STATED GOAL: Of all the lines in the material, how many include the word "overall"? Give only the number.
■ ■ ■ ■ ■ ■ ■
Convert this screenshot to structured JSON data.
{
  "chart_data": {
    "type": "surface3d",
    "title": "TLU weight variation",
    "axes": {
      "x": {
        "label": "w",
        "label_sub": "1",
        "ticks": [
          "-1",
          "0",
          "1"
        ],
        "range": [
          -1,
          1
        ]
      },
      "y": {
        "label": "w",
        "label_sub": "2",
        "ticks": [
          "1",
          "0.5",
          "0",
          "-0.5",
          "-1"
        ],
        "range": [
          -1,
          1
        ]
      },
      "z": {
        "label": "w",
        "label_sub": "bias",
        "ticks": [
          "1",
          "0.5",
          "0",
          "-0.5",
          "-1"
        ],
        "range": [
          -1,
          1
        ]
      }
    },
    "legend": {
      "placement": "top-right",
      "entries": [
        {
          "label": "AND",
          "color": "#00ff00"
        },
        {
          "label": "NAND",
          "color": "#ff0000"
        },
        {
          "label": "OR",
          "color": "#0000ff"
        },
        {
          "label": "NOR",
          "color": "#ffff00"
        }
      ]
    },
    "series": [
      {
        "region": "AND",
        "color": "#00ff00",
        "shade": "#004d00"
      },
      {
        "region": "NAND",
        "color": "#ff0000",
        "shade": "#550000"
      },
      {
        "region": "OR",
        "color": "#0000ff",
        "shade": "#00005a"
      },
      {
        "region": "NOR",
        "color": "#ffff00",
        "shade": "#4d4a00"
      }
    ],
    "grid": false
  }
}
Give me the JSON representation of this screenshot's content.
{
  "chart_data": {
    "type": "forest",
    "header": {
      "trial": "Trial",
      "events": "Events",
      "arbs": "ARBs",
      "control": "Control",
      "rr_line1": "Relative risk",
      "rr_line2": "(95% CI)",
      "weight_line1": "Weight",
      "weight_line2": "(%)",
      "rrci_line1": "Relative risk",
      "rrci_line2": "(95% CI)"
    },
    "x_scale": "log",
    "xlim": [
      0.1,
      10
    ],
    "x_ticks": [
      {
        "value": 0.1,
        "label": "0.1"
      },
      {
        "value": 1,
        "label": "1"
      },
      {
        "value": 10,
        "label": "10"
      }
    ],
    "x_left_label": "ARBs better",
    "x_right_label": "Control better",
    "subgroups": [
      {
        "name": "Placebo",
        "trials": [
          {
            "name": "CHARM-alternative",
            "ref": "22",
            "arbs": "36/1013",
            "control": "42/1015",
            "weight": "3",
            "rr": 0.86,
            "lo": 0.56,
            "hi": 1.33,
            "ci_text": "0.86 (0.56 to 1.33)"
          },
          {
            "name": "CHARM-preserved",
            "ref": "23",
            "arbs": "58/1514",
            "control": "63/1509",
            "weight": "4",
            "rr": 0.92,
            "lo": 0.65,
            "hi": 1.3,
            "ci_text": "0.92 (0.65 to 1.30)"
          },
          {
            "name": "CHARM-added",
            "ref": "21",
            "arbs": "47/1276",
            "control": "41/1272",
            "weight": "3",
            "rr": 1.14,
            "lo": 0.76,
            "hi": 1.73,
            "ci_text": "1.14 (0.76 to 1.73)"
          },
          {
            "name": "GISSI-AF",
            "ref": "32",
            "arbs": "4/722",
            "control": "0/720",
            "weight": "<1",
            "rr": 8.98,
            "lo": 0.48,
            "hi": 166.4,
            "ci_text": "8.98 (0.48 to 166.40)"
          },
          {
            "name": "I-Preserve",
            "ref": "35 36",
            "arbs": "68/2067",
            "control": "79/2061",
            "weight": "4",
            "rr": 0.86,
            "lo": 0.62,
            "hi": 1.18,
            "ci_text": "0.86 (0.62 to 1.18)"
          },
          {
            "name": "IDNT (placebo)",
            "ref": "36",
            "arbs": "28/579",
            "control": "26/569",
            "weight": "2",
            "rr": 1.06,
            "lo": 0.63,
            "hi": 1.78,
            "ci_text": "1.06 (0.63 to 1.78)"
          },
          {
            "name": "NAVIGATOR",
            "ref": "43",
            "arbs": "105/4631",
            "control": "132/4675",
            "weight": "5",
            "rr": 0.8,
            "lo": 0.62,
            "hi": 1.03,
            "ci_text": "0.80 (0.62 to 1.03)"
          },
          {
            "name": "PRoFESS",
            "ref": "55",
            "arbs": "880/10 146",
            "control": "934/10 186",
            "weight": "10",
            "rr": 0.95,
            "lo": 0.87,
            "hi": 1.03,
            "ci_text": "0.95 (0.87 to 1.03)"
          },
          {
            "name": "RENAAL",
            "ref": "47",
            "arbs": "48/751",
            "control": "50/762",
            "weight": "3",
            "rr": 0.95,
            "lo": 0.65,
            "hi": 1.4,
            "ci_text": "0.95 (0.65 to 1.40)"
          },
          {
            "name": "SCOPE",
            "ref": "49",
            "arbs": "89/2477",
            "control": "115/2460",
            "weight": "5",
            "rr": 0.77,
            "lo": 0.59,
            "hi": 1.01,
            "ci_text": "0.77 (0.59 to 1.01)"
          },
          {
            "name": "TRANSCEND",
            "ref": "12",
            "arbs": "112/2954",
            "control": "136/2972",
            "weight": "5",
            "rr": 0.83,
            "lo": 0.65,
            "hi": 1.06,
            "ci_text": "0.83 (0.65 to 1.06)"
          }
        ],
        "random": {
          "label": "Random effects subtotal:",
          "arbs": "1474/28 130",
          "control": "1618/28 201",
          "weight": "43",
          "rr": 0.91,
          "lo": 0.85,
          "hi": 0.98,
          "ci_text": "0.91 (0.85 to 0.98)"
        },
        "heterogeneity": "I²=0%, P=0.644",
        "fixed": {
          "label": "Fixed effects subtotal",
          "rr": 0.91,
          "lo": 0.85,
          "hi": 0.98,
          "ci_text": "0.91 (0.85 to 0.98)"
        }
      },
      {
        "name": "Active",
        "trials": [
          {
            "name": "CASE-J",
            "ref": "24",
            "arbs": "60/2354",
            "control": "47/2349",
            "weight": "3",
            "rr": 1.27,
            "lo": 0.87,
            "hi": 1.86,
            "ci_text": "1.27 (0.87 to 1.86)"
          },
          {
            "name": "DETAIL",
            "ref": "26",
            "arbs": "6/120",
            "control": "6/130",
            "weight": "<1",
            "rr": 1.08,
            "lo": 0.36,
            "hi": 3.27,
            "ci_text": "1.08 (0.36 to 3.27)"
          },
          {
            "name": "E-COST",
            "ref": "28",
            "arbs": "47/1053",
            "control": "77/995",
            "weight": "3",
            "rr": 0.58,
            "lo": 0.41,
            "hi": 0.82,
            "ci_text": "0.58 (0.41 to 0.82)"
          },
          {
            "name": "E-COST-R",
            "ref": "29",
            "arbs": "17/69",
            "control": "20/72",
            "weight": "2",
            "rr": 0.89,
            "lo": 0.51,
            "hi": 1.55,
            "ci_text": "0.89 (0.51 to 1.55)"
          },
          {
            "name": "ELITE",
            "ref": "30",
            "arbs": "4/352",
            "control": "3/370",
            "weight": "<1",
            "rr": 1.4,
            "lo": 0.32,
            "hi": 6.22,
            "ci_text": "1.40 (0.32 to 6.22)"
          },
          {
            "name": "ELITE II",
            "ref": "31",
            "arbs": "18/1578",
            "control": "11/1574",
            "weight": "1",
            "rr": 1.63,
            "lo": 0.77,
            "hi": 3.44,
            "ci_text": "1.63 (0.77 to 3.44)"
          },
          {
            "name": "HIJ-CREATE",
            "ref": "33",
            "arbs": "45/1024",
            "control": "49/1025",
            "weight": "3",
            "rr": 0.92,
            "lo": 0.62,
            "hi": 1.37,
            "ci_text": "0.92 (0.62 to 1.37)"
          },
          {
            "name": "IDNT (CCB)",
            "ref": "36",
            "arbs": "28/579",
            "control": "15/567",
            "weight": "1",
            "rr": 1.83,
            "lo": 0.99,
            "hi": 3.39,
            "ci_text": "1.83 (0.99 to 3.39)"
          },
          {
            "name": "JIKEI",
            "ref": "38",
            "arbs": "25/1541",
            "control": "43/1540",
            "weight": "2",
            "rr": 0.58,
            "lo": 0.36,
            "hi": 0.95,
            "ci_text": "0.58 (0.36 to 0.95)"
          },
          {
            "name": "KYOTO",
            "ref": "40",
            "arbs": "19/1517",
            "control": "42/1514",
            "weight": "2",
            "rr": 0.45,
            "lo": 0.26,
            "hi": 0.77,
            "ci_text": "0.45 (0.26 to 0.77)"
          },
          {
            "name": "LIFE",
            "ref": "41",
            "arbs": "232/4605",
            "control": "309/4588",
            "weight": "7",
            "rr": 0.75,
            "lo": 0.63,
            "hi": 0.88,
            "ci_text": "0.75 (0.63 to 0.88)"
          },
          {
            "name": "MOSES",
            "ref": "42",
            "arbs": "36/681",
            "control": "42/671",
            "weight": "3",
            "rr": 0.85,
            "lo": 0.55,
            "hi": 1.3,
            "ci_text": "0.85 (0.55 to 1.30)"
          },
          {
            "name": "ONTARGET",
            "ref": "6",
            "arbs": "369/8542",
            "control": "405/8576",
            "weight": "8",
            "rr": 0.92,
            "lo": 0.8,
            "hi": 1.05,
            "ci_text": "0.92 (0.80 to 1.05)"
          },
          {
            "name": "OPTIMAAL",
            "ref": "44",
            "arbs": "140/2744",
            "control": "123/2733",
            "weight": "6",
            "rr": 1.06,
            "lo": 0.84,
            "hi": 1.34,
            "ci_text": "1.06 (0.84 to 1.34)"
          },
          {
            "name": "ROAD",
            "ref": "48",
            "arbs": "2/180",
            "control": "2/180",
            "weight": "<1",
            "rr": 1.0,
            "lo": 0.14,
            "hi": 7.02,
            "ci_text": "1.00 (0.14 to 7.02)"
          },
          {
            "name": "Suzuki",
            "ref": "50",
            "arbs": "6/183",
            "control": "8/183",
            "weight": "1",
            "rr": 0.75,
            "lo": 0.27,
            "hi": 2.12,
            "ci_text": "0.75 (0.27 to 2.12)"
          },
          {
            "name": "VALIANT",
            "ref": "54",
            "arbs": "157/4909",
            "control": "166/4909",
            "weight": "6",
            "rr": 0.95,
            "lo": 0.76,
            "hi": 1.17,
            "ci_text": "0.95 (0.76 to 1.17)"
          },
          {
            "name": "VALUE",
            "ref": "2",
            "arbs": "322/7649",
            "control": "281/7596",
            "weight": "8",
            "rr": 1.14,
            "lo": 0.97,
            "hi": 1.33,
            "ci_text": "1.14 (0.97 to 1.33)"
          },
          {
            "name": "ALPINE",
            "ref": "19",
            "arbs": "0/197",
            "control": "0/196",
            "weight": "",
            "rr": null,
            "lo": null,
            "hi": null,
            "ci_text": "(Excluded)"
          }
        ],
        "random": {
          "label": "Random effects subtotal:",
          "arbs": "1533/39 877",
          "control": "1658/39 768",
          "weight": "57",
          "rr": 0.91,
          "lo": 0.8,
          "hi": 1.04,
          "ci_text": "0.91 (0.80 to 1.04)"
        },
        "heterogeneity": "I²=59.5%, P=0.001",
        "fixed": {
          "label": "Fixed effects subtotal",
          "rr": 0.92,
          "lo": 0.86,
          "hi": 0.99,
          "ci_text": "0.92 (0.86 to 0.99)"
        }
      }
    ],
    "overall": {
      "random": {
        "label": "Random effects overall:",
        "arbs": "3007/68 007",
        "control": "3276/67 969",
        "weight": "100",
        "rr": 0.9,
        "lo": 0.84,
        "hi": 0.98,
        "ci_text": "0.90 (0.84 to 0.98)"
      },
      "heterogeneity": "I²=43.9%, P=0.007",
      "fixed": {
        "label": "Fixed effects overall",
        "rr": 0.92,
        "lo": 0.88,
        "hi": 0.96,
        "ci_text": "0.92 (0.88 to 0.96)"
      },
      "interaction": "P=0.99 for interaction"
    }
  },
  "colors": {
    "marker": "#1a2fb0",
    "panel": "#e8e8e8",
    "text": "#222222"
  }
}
■ ■ ■ ■ ■ ■ ■
EXERCISE OUTPUT: 3